[Start Entries shown]

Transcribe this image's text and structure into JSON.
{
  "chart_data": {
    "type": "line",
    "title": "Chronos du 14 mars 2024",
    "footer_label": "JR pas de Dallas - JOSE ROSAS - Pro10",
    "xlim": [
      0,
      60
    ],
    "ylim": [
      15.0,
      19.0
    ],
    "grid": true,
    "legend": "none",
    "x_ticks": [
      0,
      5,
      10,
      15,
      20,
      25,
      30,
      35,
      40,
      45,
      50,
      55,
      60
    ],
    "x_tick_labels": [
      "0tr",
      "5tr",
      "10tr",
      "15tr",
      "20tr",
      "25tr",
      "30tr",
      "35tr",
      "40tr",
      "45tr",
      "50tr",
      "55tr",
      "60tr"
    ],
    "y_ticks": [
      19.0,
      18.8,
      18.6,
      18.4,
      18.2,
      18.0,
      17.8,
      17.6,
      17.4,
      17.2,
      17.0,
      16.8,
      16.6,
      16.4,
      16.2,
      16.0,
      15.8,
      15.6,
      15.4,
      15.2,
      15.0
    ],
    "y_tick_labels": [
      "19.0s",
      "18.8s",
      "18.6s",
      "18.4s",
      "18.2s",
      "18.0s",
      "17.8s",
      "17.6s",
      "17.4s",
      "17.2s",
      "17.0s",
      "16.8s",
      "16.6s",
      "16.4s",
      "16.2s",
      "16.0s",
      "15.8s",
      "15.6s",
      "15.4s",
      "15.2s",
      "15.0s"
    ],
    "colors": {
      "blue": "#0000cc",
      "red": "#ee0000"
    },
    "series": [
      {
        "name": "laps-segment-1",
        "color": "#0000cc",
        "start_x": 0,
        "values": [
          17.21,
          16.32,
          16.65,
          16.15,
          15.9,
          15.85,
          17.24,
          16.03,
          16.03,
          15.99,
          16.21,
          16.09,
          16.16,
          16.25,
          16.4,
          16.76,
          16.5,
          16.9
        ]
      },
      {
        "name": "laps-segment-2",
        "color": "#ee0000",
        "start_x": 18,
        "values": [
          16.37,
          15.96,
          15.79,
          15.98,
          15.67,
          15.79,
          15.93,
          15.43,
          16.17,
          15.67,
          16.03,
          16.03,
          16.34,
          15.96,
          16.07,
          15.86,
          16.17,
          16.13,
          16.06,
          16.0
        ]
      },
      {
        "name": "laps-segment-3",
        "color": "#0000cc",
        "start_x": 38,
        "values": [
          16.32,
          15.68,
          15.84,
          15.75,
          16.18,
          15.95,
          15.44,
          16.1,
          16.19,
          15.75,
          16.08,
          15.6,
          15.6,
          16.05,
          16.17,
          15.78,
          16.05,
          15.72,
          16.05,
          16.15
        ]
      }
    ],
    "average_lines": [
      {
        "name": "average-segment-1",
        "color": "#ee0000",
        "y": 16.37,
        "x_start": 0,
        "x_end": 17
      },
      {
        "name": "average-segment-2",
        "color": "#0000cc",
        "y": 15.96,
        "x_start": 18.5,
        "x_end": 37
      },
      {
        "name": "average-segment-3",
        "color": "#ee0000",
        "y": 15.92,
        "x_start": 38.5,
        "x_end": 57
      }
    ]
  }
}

[End Entries shown]

## Objective
Print all of the entries exactly as they appear.

## Answer to the exercise
Transcribe this image's text and structure into JSON.
{
  "chart_data": {
    "type": "line",
    "title": "Chronos du 14 mars 2024",
    "footer_label": "JR pas de Dallas - JOSE ROSAS - Pro10",
    "xlim": [
      0,
      60
    ],
    "ylim": [
      15.0,
      19.0
    ],
    "grid": true,
    "legend": "none",
    "x_ticks": [
      0,
      5,
      10,
      15,
      20,
      25,
      30,
      35,
      40,
      45,
      50,
      55,
      60
    ],
    "x_tick_labels": [
      "0tr",
      "5tr",
      "10tr",
      "15tr",
      "20tr",
      "25tr",
      "30tr",
      "35tr",
      "40tr",
      "45tr",
      "50tr",
      "55tr",
      "60tr"
    ],
    "y_ticks": [
      19.0,
      18.8,
      18.6,
      18.4,
      18.2,
      18.0,
      17.8,
      17.6,
      17.4,
      17.2,
      17.0,
      16.8,
      16.6,
      16.4,
      16.2,
      16.0,
      15.8,
      15.6,
      15.4,
      15.2,
      15.0
    ],
    "y_tick_labels": [
      "19.0s",
      "18.8s",
      "18.6s",
      "18.4s",
      "18.2s",
      "18.0s",
      "17.8s",
      "17.6s",
      "17.4s",
      "17.2s",
      "17.0s",
      "16.8s",
      "16.6s",
      "16.4s",
      "16.2s",
      "16.0s",
      "15.8s",
      "15.6s",
      "15.4s",
      "15.2s",
      "15.0s"
    ],
    "colors": {
      "blue": "#0000cc",
      "red": "#ee0000"
    },
    "series": [
      {
        "name": "laps-segment-1",
        "color": "#0000cc",
        "start_x": 0,
        "values": [
          17.21,
          16.32,
          16.65,
          16.15,
          15.9,
          15.85,
          17.24,
          16.03,
          16.03,
          15.99,
          16.21,
          16.09,
          16.16,
          16.25,
          16.4,
          16.76,
          16.5,
          16.9
        ]
      },
      {
        "name": "laps-segment-2",
        "color": "#ee0000",
        "start_x": 18,
        "values": [
          16.37,
          15.96,
          15.79,
          15.98,
          15.67,
          15.79,
          15.93,
          15.43,
          16.17,
          15.67,
          16.03,
          16.03,
          16.34,
          15.96,
          16.07,
          15.86,
          16.17,
          16.13,
          16.06,
          16.0
        ]
      },
      {
        "name": "laps-segment-3",
        "color": "#0000cc",
        "start_x": 38,
        "values": [
          16.32,
          15.68,
          15.84,
          15.75,
          16.18,
          15.95,
          15.44,
          16.1,
          16.19,
          15.75,
          16.08,
          15.6,
          15.6,
          16.05,
          16.17,
          15.78,
          16.05,
          15.72,
          16.05,
          16.15
        ]
      }
    ],
    "average_lines": [
      {
        "name": "average-segment-1",
        "color": "#ee0000",
        "y": 16.37,
        "x_start": 0,
        "x_end": 17
      },
      {
        "name": "average-segment-2",
        "color": "#0000cc",
        "y": 15.96,
        "x_start": 18.5,
        "x_end": 37
      },
      {
        "name": "average-segment-3",
        "color": "#ee0000",
        "y": 15.92,
        "x_start": 38.5,
        "x_end": 57
      }
    ]
  }
}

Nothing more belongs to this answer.